Entries shown Block Start
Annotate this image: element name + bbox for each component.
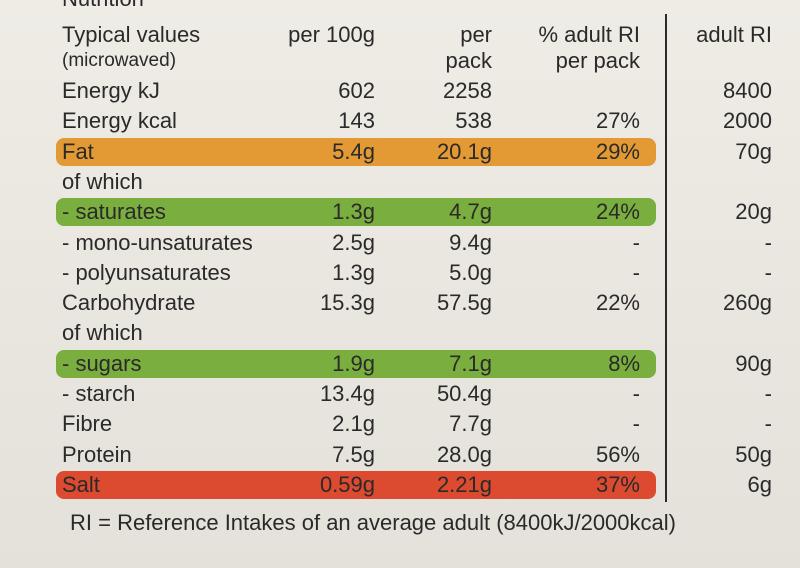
column-header: per 100g <box>288 22 375 47</box>
row-highlight <box>56 470 656 499</box>
nutrient-name: Fibre <box>62 411 113 437</box>
nutrient-value: 6g <box>747 471 772 497</box>
nutrient-value: 2.21g <box>436 471 492 497</box>
nutrient-value: 8% <box>608 350 640 376</box>
nutrient-name: Protein <box>62 441 132 467</box>
nutrient-value: 2000 <box>723 108 772 134</box>
nutrient-value: 20g <box>735 199 772 225</box>
row-highlight <box>56 349 656 378</box>
row-highlight <box>56 198 656 227</box>
nutrient-value: - <box>764 381 772 406</box>
nutrient-name: Energy kcal <box>62 108 177 134</box>
column-header: per pack <box>555 48 640 73</box>
nutrient-value: 70g <box>735 138 772 164</box>
nutrient-value: 1.3g <box>332 259 375 285</box>
nutrient-value: - <box>764 229 772 255</box>
nutrient-name: Energy kJ <box>62 78 160 103</box>
column-header: % adult RI <box>538 22 641 47</box>
nutrient-value: 56% <box>595 441 640 467</box>
nutrient-name: - saturates <box>62 199 166 225</box>
nutrient-value: 50.4g <box>436 381 492 406</box>
nutrient-value: 37% <box>595 471 640 497</box>
nutrient-value: - <box>632 381 640 406</box>
column-header: adult RI <box>696 22 772 47</box>
nutrient-value: - <box>632 411 640 437</box>
nutrient-name: Carbohydrate <box>62 290 196 316</box>
nutrient-name: - sugars <box>62 350 142 376</box>
nutrient-name: - mono-unsaturates <box>62 229 253 255</box>
nutrient-value: 28.0g <box>436 441 492 467</box>
nutrient-name: of which <box>62 168 143 194</box>
nutrient-value: 20.1g <box>436 138 492 164</box>
nutrient-value: 5.0g <box>449 259 492 285</box>
nutrient-value: - <box>764 259 772 285</box>
column-header: per <box>460 22 492 47</box>
title: Nutrition <box>62 0 144 12</box>
nutrient-value: 143 <box>338 108 375 134</box>
nutrient-value: 57.5g <box>436 290 492 316</box>
nutrient-value: - <box>764 411 772 437</box>
column-header: (microwaved) <box>62 50 177 71</box>
nutrient-value: 0.59g <box>319 471 375 497</box>
nutrient-value: 27% <box>595 108 640 134</box>
nutrient-value: 22% <box>595 290 640 316</box>
column-header: pack <box>445 48 492 73</box>
nutrient-value: 2258 <box>443 78 492 103</box>
nutrient-value: 602 <box>338 78 375 103</box>
nutrient-value: 1.3g <box>332 199 375 225</box>
nutrient-name: Fat <box>62 138 94 164</box>
nutrient-value: 5.4g <box>332 138 375 164</box>
nutrient-value: 1.9g <box>332 350 375 376</box>
nutrient-value: 538 <box>455 108 492 134</box>
nutrient-value: 2.5g <box>332 229 375 255</box>
nutrient-value: 13.4g <box>319 381 375 406</box>
nutrient-name: of which <box>62 320 143 346</box>
nutrient-value: 4.7g <box>449 199 492 225</box>
nutrient-value: - <box>632 229 640 255</box>
footnote: RI = Reference Intakes of an average adu… <box>70 510 676 535</box>
nutrient-value: 260g <box>723 290 772 316</box>
column-header: Typical values <box>62 22 201 47</box>
nutrient-value: - <box>632 259 640 285</box>
nutrient-value: 9.4g <box>449 229 492 255</box>
nutrient-name: Salt <box>62 471 100 497</box>
nutrient-value: 90g <box>735 350 772 376</box>
nutrient-value: 7.5g <box>332 441 375 467</box>
nutrient-value: 29% <box>595 138 640 164</box>
column-divider <box>665 14 667 502</box>
nutrient-value: 7.7g <box>449 411 492 437</box>
nutrient-value: 24% <box>595 199 640 225</box>
nutrient-name: - starch <box>62 381 136 406</box>
nutrient-value: 2.1g <box>332 411 375 437</box>
nutrient-value: 15.3g <box>319 290 375 316</box>
nutrient-value: 50g <box>735 441 772 467</box>
nutrient-value: 8400 <box>723 78 772 103</box>
row-highlight <box>56 137 656 166</box>
nutrient-name: - polyunsaturates <box>62 259 231 285</box>
nutrient-value: 7.1g <box>449 350 492 376</box>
Entries shown Block End
__Work order__
Pull every line holding "column" out of the records.

__Expected answer__
column-header: per 100g <box>288 22 375 47</box>
column-header: per pack <box>555 48 640 73</box>
column-header: % adult RI <box>538 22 641 47</box>
column-header: adult RI <box>696 22 772 47</box>
column-header: per <box>460 22 492 47</box>
column-header: (microwaved) <box>62 50 177 71</box>
column-header: pack <box>445 48 492 73</box>
column-header: Typical values <box>62 22 201 47</box>
column-divider <box>665 14 667 502</box>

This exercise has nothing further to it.